▶ [Problem]: Using the records below, give the number of lines where the word "structure" appears, with no further output.

▶ [Task input]:
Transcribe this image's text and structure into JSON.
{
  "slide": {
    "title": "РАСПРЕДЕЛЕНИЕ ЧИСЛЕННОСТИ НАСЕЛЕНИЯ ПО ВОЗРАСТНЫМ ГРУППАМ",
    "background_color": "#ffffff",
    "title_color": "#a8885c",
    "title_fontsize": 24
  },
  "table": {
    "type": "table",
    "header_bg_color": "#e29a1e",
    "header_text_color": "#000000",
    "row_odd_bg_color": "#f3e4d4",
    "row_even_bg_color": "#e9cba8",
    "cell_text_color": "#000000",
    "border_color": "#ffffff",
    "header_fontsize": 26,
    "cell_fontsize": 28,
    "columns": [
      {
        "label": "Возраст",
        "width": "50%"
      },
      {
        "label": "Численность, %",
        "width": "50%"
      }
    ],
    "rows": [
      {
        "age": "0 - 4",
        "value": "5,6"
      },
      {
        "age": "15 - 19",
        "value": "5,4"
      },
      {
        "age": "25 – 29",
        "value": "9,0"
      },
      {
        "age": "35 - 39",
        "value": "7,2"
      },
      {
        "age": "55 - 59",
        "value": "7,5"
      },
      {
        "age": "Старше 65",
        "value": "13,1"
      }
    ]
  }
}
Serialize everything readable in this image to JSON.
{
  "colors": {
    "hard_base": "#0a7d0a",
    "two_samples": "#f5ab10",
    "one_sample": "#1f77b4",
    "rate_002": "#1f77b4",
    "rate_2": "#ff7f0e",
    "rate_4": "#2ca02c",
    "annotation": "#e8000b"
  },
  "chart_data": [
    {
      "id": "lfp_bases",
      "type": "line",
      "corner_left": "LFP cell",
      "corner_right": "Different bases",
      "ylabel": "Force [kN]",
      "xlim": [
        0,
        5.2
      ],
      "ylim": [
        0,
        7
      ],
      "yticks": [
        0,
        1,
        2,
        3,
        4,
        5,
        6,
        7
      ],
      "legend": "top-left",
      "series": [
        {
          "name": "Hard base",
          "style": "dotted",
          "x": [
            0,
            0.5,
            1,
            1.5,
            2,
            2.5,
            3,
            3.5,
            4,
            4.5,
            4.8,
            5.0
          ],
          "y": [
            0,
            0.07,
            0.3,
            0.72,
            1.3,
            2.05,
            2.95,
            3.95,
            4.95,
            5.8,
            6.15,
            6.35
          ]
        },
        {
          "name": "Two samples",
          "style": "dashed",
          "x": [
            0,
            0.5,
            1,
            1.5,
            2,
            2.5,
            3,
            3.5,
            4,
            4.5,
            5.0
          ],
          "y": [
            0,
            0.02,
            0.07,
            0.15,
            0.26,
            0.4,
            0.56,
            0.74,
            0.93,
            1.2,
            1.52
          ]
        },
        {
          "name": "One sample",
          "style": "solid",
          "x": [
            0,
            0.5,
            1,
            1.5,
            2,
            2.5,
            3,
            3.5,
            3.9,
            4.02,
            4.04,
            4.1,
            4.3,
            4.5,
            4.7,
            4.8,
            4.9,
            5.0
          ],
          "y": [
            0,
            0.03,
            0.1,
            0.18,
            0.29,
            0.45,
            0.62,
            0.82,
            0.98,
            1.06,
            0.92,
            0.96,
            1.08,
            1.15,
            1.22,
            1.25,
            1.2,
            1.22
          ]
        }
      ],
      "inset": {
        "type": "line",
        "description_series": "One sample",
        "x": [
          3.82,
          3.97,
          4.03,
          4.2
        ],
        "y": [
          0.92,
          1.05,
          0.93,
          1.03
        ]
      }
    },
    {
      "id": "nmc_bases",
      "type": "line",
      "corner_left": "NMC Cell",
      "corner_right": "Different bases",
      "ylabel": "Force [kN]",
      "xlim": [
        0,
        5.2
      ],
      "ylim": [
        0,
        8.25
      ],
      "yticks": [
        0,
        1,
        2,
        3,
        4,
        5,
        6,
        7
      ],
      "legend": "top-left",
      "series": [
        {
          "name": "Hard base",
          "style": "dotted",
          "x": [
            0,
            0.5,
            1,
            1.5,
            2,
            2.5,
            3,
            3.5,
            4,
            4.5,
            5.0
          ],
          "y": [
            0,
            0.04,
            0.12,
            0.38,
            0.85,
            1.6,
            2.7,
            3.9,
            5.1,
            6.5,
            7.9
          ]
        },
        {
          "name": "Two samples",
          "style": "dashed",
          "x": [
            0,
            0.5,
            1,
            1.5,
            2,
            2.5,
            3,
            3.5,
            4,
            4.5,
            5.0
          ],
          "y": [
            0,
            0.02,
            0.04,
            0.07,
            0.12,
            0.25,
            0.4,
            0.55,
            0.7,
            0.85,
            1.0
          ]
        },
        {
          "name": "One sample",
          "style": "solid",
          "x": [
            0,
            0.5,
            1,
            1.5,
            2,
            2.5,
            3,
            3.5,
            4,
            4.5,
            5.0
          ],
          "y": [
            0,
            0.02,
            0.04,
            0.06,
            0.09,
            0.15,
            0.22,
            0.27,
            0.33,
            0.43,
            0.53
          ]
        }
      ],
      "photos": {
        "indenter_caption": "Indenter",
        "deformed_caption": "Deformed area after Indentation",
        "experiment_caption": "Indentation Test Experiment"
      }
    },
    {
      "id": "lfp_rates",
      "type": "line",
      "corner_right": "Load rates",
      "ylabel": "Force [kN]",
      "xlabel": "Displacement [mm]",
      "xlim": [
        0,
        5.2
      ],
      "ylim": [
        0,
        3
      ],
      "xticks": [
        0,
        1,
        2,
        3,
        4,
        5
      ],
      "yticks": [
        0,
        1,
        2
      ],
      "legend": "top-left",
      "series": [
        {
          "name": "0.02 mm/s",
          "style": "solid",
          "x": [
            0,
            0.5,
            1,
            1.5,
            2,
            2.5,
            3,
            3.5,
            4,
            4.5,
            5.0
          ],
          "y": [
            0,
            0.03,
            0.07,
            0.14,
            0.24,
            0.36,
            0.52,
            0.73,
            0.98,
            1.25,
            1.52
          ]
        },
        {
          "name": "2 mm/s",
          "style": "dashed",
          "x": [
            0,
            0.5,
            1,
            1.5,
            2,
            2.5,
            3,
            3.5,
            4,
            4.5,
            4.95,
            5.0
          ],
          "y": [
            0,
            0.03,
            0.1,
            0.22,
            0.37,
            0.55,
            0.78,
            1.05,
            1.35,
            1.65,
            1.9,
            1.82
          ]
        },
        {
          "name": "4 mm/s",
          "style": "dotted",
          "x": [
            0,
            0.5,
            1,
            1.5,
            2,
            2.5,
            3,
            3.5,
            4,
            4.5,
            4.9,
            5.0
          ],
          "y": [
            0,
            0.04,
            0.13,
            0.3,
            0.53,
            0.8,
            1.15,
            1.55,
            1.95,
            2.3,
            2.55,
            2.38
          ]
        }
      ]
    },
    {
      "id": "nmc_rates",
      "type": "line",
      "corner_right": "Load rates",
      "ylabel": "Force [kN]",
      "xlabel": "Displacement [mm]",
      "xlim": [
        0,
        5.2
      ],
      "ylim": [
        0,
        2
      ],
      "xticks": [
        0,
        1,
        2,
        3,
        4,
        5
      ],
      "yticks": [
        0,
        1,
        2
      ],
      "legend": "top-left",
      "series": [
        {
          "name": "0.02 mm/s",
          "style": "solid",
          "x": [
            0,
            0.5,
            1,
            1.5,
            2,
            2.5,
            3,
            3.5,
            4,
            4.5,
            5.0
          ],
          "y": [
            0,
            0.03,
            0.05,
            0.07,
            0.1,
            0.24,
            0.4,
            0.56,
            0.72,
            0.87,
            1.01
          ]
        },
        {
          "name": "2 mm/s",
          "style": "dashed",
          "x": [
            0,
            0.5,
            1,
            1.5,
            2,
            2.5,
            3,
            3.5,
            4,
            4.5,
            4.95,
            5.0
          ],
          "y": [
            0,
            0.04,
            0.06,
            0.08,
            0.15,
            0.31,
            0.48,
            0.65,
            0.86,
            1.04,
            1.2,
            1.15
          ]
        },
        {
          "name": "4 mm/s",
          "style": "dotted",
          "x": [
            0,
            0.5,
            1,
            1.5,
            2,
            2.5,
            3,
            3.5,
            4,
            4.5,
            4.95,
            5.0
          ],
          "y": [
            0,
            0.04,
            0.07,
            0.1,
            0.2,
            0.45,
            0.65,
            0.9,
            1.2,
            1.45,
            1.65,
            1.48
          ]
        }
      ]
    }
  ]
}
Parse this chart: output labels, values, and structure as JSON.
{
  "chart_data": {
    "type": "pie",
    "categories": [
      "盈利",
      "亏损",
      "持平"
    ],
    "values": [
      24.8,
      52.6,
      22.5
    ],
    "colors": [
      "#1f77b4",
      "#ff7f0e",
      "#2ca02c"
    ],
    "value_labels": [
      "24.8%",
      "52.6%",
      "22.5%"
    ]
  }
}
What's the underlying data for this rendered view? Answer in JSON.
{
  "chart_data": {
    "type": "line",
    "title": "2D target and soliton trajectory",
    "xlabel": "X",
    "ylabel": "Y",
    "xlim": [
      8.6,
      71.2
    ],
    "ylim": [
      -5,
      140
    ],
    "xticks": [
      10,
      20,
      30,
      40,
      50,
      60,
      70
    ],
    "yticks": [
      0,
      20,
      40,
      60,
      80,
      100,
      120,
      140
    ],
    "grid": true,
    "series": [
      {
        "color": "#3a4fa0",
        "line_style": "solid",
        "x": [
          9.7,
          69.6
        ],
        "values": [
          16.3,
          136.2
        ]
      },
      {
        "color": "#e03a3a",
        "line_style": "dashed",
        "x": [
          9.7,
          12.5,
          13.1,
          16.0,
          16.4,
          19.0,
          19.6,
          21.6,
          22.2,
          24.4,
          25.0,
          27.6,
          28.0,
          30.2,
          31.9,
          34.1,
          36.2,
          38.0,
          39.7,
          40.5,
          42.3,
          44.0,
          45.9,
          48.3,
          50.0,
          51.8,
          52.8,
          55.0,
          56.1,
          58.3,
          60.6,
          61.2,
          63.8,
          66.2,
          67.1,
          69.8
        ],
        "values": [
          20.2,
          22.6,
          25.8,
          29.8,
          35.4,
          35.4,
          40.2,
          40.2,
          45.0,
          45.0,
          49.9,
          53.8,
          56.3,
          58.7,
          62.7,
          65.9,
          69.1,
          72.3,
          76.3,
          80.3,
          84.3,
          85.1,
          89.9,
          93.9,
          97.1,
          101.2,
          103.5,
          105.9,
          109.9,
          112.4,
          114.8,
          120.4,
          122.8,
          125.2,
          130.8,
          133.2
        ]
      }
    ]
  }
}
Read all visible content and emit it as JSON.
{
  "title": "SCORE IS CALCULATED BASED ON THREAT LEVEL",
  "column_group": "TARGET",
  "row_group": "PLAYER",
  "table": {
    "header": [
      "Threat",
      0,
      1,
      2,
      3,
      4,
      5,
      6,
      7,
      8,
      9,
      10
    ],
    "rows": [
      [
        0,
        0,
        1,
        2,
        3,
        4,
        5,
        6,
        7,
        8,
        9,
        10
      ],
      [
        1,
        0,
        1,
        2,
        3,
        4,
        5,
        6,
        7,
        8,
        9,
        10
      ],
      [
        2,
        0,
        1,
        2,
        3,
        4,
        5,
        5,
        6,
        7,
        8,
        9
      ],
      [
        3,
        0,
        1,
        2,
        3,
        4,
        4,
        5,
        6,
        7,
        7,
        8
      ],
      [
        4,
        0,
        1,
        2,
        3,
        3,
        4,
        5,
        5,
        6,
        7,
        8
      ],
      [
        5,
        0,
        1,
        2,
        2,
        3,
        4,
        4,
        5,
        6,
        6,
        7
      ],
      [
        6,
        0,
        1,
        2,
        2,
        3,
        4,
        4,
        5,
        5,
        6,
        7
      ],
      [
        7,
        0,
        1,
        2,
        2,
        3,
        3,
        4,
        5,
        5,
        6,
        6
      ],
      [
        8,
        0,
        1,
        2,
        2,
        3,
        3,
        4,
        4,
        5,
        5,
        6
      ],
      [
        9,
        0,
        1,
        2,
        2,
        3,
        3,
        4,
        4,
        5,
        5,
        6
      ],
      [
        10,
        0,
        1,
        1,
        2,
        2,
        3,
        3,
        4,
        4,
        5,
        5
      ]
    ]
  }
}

▶ [In response]: 2